[What to work on]
Report every line of the material below that contains the string "Info", copying each line in full.

[The data]
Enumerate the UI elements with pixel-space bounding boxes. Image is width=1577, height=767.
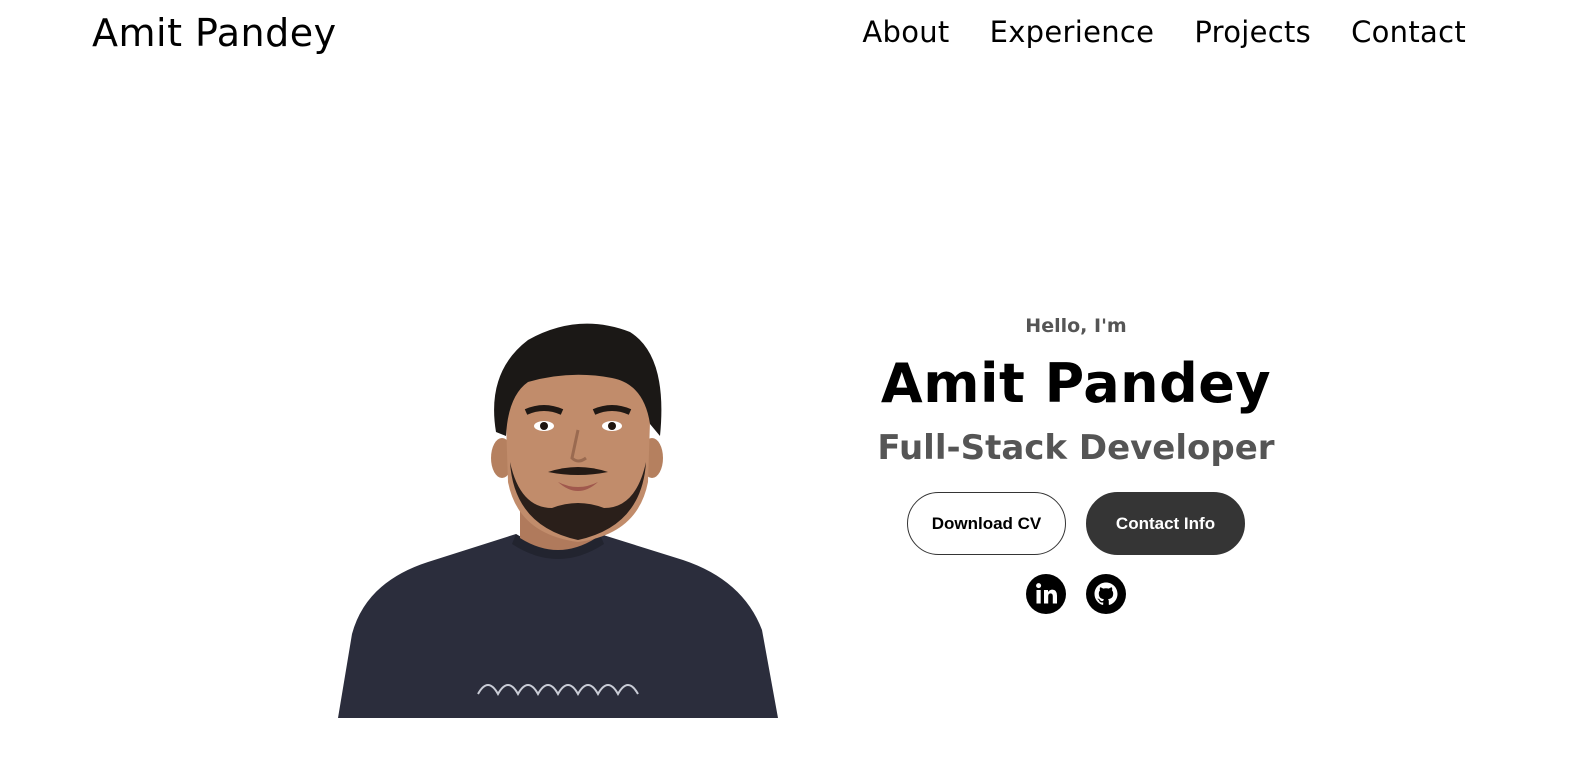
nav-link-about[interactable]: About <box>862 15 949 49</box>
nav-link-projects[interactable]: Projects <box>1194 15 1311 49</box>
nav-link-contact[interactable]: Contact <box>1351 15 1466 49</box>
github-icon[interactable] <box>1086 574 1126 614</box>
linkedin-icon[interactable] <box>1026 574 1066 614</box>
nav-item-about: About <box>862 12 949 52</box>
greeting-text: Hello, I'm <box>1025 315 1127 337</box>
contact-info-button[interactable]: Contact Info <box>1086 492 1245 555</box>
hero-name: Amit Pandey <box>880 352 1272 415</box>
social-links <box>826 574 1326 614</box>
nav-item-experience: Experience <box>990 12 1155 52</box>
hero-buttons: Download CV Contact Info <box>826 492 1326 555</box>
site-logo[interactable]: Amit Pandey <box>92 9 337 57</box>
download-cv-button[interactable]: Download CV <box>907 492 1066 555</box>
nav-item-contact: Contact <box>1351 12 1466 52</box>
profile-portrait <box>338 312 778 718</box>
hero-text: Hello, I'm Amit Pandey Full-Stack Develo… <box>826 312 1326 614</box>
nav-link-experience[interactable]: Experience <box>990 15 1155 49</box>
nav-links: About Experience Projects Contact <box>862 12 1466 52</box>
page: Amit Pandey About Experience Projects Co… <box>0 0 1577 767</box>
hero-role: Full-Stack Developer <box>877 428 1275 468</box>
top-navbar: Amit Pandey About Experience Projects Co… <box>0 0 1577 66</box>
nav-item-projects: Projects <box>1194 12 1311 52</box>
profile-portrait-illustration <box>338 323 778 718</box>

---

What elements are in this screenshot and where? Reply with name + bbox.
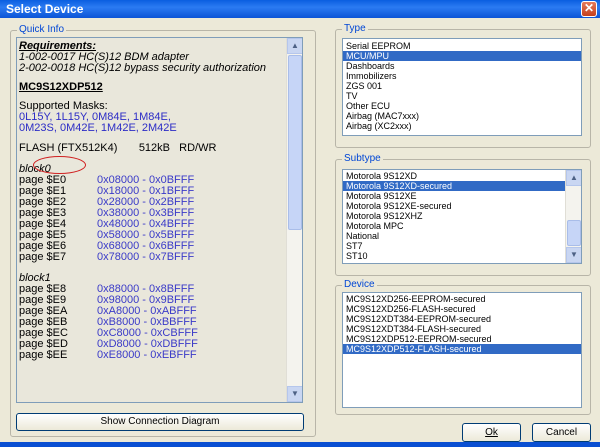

[Full solution]
contact-info-button[interactable]: Contact Info <box>1086 492 1245 555</box>
hero-buttons: Download CV Contact Info <box>826 492 1326 555</box>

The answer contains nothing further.